STATED EXERCISE: Locate all lines in the data below that hold "color" and show them.

◆ ◆ ◆

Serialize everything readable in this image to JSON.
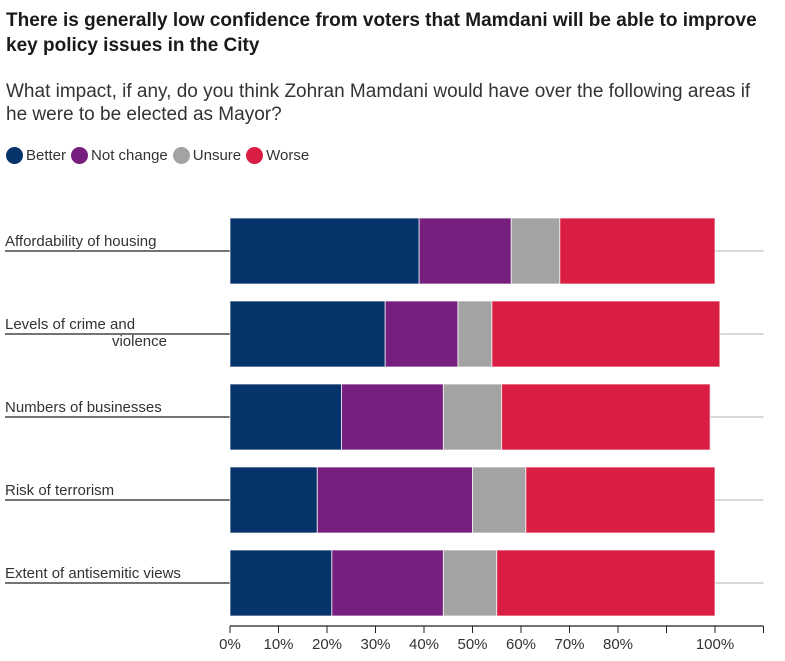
{
  "chart_data": {
    "type": "bar",
    "orientation": "horizontal",
    "stacked": true,
    "title": "There is generally low confidence from voters that Mamdani will be able to improve key policy issues in the City",
    "subtitle": "What impact, if any, do you think Zohran Mamdani would have over the following areas if he were to be elected as Mayor?",
    "xlabel": "",
    "ylabel": "",
    "xlim": [
      0,
      110
    ],
    "x_ticks": [
      0,
      10,
      20,
      30,
      40,
      50,
      60,
      70,
      80,
      90,
      100,
      110
    ],
    "x_tick_labels": [
      "0%",
      "10%",
      "20%",
      "30%",
      "40%",
      "50%",
      "60%",
      "70%",
      "80%",
      "",
      "100%",
      ""
    ],
    "grid": false,
    "legend_position": "top-left",
    "categories": [
      [
        "Affordability of housing"
      ],
      [
        "Levels of crime and",
        "violence"
      ],
      [
        "Numbers of businesses"
      ],
      [
        "Risk of terrorism"
      ],
      [
        "Extent of antisemitic views"
      ]
    ],
    "series": [
      {
        "name": "Better",
        "color": "#06336A",
        "values": [
          39,
          32,
          23,
          18,
          21
        ]
      },
      {
        "name": "Not change",
        "color": "#761F7F",
        "values": [
          19,
          15,
          21,
          32,
          23
        ]
      },
      {
        "name": "Unsure",
        "color": "#A3A3A3",
        "values": [
          10,
          7,
          12,
          11,
          11
        ]
      },
      {
        "name": "Worse",
        "color": "#DA1E43",
        "values": [
          32,
          47,
          43,
          39,
          45
        ]
      }
    ]
  }
}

◆ ◆ ◆

RESPONSE FOR THIS EXERCISE:
        "color": "#06336A",
        "color": "#761F7F",
        "color": "#A3A3A3",
        "color": "#DA1E43",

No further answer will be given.